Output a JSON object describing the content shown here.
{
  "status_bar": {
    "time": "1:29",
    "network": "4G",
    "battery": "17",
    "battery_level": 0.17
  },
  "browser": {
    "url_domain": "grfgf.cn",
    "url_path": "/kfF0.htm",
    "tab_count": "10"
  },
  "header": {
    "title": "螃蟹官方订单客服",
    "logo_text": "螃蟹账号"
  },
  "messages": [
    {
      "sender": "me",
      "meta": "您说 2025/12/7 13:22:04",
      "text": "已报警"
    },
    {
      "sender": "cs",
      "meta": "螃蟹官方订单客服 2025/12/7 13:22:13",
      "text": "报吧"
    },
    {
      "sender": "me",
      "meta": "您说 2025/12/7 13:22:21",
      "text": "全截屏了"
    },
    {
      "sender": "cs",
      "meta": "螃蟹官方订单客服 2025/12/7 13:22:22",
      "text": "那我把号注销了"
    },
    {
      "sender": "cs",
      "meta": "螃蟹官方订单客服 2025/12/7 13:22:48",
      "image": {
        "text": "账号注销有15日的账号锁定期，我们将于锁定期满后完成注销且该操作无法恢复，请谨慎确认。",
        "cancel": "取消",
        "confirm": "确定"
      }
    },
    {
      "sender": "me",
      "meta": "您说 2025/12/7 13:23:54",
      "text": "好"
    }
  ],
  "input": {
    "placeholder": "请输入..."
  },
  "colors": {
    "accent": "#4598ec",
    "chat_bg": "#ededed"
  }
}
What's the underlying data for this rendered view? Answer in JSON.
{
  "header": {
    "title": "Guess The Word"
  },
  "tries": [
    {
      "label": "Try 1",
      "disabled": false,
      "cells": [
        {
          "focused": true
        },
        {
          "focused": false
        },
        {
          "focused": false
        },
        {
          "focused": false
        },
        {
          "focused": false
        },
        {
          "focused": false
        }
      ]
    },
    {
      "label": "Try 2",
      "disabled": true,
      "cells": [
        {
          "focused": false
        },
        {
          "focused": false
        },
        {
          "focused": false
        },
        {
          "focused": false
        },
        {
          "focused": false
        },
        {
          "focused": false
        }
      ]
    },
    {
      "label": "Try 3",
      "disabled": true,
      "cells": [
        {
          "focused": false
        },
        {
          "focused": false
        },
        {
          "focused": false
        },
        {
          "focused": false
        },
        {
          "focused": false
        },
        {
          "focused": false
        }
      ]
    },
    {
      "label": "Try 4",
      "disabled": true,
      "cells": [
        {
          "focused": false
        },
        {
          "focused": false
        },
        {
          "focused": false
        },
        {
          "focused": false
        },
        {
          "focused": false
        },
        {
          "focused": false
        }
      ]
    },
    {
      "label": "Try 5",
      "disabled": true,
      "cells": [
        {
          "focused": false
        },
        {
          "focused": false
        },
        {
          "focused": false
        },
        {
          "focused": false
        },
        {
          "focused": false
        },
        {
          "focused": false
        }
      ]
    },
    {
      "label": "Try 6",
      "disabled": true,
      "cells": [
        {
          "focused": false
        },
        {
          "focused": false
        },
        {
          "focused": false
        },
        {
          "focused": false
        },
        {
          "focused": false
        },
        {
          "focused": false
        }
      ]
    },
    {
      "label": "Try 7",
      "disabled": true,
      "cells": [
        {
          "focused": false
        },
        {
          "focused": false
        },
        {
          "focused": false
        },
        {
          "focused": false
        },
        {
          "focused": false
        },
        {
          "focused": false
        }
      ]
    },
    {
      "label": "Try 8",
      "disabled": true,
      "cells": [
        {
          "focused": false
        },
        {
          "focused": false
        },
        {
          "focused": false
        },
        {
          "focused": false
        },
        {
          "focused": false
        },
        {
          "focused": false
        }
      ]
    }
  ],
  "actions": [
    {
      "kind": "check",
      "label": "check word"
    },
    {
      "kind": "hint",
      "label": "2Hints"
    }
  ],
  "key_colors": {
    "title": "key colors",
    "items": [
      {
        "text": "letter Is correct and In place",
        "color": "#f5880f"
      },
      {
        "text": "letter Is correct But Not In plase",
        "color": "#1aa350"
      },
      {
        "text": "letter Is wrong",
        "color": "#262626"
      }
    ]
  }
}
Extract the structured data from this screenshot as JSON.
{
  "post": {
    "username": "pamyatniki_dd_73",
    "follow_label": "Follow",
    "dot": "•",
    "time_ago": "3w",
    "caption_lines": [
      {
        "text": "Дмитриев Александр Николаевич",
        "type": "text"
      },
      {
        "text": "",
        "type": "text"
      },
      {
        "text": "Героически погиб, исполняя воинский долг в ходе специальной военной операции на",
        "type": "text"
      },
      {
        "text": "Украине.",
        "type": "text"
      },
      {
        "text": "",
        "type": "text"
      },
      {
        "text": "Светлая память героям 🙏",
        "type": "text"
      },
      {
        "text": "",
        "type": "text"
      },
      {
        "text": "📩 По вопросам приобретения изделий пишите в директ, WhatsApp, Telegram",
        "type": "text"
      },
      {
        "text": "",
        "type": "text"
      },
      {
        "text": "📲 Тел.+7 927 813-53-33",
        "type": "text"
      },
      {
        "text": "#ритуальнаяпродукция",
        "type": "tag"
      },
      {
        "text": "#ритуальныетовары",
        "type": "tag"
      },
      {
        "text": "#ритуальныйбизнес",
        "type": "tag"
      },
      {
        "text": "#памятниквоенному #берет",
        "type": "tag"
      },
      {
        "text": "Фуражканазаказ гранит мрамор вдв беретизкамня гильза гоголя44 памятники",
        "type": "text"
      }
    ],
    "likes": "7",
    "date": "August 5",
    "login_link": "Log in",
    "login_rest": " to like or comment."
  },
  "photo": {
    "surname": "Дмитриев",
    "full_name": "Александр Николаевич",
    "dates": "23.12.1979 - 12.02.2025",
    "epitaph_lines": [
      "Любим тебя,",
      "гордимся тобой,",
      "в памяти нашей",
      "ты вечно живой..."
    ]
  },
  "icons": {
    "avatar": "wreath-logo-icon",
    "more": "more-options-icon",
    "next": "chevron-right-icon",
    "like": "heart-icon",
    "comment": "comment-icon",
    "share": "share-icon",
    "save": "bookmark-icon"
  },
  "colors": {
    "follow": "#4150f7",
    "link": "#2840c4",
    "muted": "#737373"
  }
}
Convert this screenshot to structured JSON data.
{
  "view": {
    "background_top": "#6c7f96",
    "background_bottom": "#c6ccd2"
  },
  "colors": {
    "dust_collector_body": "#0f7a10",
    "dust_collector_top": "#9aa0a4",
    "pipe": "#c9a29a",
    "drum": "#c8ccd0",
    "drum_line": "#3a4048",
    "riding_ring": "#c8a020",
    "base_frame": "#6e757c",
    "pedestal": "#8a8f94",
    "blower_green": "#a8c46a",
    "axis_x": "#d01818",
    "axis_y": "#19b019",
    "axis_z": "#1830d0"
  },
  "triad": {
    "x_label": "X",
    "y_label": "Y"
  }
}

**What is expected:** Search the lines for "correct". Copy each line that has it.

**Answer in full:**
        "text": "letter Is correct and In place",
        "text": "letter Is correct But Not In plase",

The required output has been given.